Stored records
======

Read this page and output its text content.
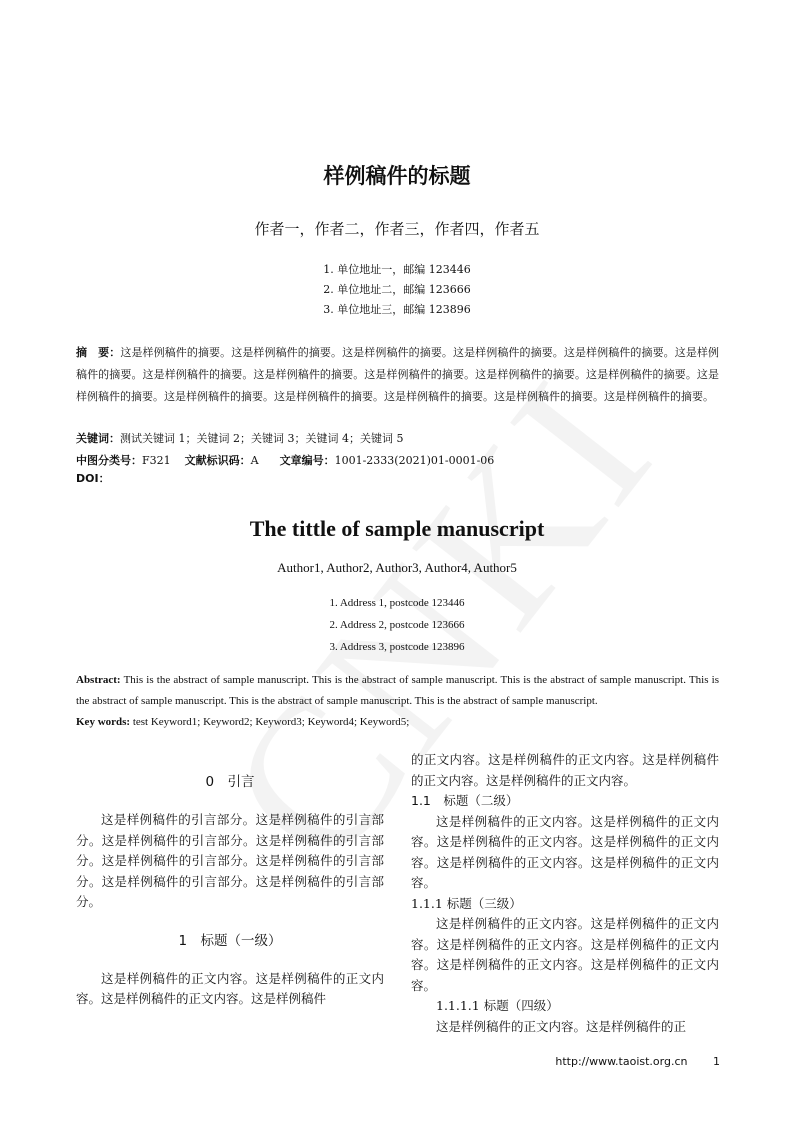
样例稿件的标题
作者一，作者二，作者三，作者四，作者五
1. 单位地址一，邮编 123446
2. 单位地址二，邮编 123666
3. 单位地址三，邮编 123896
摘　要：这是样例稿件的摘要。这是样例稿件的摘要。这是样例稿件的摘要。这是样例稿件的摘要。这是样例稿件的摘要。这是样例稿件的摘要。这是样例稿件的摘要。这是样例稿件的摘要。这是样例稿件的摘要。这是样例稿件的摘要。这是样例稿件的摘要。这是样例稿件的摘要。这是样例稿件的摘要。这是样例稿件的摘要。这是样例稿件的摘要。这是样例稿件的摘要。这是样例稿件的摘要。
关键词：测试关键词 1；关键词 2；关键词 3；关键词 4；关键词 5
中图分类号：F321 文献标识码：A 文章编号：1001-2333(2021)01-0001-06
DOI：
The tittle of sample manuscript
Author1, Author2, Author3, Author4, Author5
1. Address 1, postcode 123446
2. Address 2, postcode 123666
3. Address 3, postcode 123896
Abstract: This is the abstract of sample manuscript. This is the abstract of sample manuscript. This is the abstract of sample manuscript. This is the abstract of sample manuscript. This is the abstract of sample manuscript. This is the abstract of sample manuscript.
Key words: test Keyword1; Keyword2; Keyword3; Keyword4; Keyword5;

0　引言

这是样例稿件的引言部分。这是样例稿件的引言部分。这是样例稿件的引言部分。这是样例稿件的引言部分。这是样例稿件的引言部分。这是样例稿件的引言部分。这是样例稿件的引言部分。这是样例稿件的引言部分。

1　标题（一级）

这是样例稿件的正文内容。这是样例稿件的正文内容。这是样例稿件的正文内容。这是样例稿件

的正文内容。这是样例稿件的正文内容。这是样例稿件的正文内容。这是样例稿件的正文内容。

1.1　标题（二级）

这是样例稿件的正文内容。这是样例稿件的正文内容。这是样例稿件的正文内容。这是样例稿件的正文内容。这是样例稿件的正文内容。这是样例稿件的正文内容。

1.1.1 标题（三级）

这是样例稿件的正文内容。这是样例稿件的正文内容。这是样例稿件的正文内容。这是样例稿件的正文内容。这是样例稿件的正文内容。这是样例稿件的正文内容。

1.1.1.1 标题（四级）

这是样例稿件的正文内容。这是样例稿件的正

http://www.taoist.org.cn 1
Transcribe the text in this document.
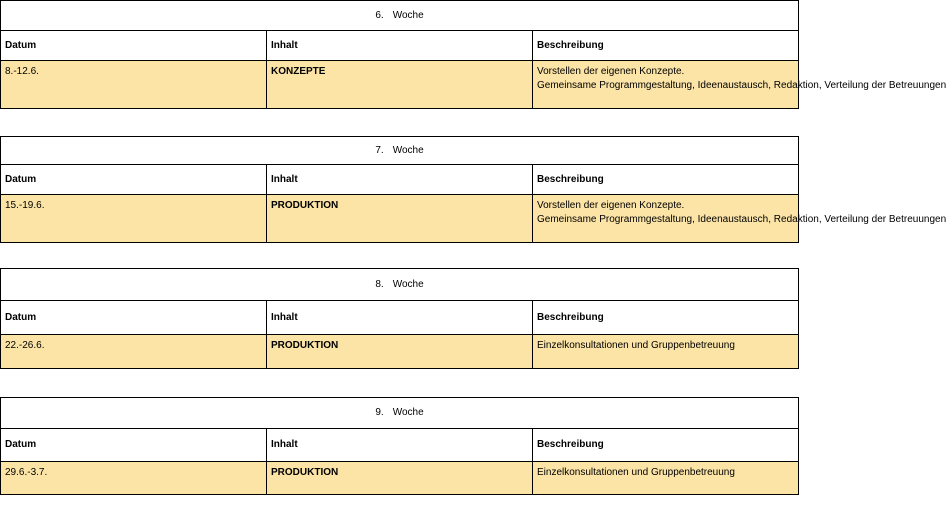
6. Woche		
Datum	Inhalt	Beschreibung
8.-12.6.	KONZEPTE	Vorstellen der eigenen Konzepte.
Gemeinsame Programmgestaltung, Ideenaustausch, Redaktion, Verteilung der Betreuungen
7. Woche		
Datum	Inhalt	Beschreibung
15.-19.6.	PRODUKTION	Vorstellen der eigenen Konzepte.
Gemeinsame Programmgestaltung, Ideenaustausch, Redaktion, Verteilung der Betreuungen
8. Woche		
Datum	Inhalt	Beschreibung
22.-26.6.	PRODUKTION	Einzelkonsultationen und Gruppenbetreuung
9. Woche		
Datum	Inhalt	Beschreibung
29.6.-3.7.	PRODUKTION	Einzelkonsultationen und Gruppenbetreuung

======

§ WHAT IS NEEDED
Your task is to quote exactly the lines from the one with "Transcribe the text in this document." through the end of the material, both included, without reproducing any pictures.

§ RESPONSE FOR THIS EXERCISE
Transcribe the text in this document.
6. Woche		
Datum	Inhalt	Beschreibung
8.-12.6.	KONZEPTE	Vorstellen der eigenen Konzepte.
Gemeinsame Programmgestaltung, Ideenaustausch, Redaktion, Verteilung der Betreuungen
7. Woche		
Datum	Inhalt	Beschreibung
15.-19.6.	PRODUKTION	Vorstellen der eigenen Konzepte.
Gemeinsame Programmgestaltung, Ideenaustausch, Redaktion, Verteilung der Betreuungen
8. Woche		
Datum	Inhalt	Beschreibung
22.-26.6.	PRODUKTION	Einzelkonsultationen und Gruppenbetreuung
9. Woche		
Datum	Inhalt	Beschreibung
29.6.-3.7.	PRODUKTION	Einzelkonsultationen und Gruppenbetreuung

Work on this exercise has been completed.